• _Instructions to follow_
Copy out every line exactly as given.

◇ ◇ ◇ ◇

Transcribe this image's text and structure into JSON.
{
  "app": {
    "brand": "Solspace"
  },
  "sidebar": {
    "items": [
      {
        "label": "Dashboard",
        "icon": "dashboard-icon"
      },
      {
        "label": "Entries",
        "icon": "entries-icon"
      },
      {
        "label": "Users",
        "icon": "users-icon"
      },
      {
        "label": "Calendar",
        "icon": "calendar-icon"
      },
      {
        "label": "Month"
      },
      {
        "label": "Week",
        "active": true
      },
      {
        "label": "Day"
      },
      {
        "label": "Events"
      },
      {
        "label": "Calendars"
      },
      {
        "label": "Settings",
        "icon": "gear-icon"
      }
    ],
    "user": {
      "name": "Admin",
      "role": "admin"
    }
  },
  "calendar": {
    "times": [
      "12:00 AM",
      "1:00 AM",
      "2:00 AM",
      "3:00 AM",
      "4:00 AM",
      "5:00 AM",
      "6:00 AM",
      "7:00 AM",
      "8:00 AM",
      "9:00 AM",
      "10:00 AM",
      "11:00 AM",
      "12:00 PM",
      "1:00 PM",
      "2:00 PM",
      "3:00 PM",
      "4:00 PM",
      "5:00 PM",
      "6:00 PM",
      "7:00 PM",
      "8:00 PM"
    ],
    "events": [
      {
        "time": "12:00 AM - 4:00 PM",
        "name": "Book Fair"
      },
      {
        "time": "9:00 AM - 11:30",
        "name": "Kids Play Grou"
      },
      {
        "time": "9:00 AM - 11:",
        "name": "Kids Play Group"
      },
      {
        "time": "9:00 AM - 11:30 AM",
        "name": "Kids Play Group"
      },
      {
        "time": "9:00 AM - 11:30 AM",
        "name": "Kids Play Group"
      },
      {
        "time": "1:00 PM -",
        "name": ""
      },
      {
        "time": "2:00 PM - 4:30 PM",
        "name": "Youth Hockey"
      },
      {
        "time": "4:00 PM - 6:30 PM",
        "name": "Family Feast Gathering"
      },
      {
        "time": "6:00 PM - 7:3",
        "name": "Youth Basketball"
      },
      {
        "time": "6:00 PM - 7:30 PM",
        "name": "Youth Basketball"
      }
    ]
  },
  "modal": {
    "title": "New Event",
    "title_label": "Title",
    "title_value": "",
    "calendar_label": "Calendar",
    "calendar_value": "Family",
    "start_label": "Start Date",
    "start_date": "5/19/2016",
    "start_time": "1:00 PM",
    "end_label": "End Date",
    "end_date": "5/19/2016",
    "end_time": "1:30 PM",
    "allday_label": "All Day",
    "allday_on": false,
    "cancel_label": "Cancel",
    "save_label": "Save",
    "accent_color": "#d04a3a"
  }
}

◇ ◇ ◇ ◇

• _Completed task_
Transcribe this image's text and structure into JSON.
{
  "app": {
    "brand": "Solspace"
  },
  "sidebar": {
    "items": [
      {
        "label": "Dashboard",
        "icon": "dashboard-icon"
      },
      {
        "label": "Entries",
        "icon": "entries-icon"
      },
      {
        "label": "Users",
        "icon": "users-icon"
      },
      {
        "label": "Calendar",
        "icon": "calendar-icon"
      },
      {
        "label": "Month"
      },
      {
        "label": "Week",
        "active": true
      },
      {
        "label": "Day"
      },
      {
        "label": "Events"
      },
      {
        "label": "Calendars"
      },
      {
        "label": "Settings",
        "icon": "gear-icon"
      }
    ],
    "user": {
      "name": "Admin",
      "role": "admin"
    }
  },
  "calendar": {
    "times": [
      "12:00 AM",
      "1:00 AM",
      "2:00 AM",
      "3:00 AM",
      "4:00 AM",
      "5:00 AM",
      "6:00 AM",
      "7:00 AM",
      "8:00 AM",
      "9:00 AM",
      "10:00 AM",
      "11:00 AM",
      "12:00 PM",
      "1:00 PM",
      "2:00 PM",
      "3:00 PM",
      "4:00 PM",
      "5:00 PM",
      "6:00 PM",
      "7:00 PM",
      "8:00 PM"
    ],
    "events": [
      {
        "time": "12:00 AM - 4:00 PM",
        "name": "Book Fair"
      },
      {
        "time": "9:00 AM - 11:30",
        "name": "Kids Play Grou"
      },
      {
        "time": "9:00 AM - 11:",
        "name": "Kids Play Group"
      },
      {
        "time": "9:00 AM - 11:30 AM",
        "name": "Kids Play Group"
      },
      {
        "time": "9:00 AM - 11:30 AM",
        "name": "Kids Play Group"
      },
      {
        "time": "1:00 PM -",
        "name": ""
      },
      {
        "time": "2:00 PM - 4:30 PM",
        "name": "Youth Hockey"
      },
      {
        "time": "4:00 PM - 6:30 PM",
        "name": "Family Feast Gathering"
      },
      {
        "time": "6:00 PM - 7:3",
        "name": "Youth Basketball"
      },
      {
        "time": "6:00 PM - 7:30 PM",
        "name": "Youth Basketball"
      }
    ]
  },
  "modal": {
    "title": "New Event",
    "title_label": "Title",
    "title_value": "",
    "calendar_label": "Calendar",
    "calendar_value": "Family",
    "start_label": "Start Date",
    "start_date": "5/19/2016",
    "start_time": "1:00 PM",
    "end_label": "End Date",
    "end_date": "5/19/2016",
    "end_time": "1:30 PM",
    "allday_label": "All Day",
    "allday_on": false,
    "cancel_label": "Cancel",
    "save_label": "Save",
    "accent_color": "#d04a3a"
  }
}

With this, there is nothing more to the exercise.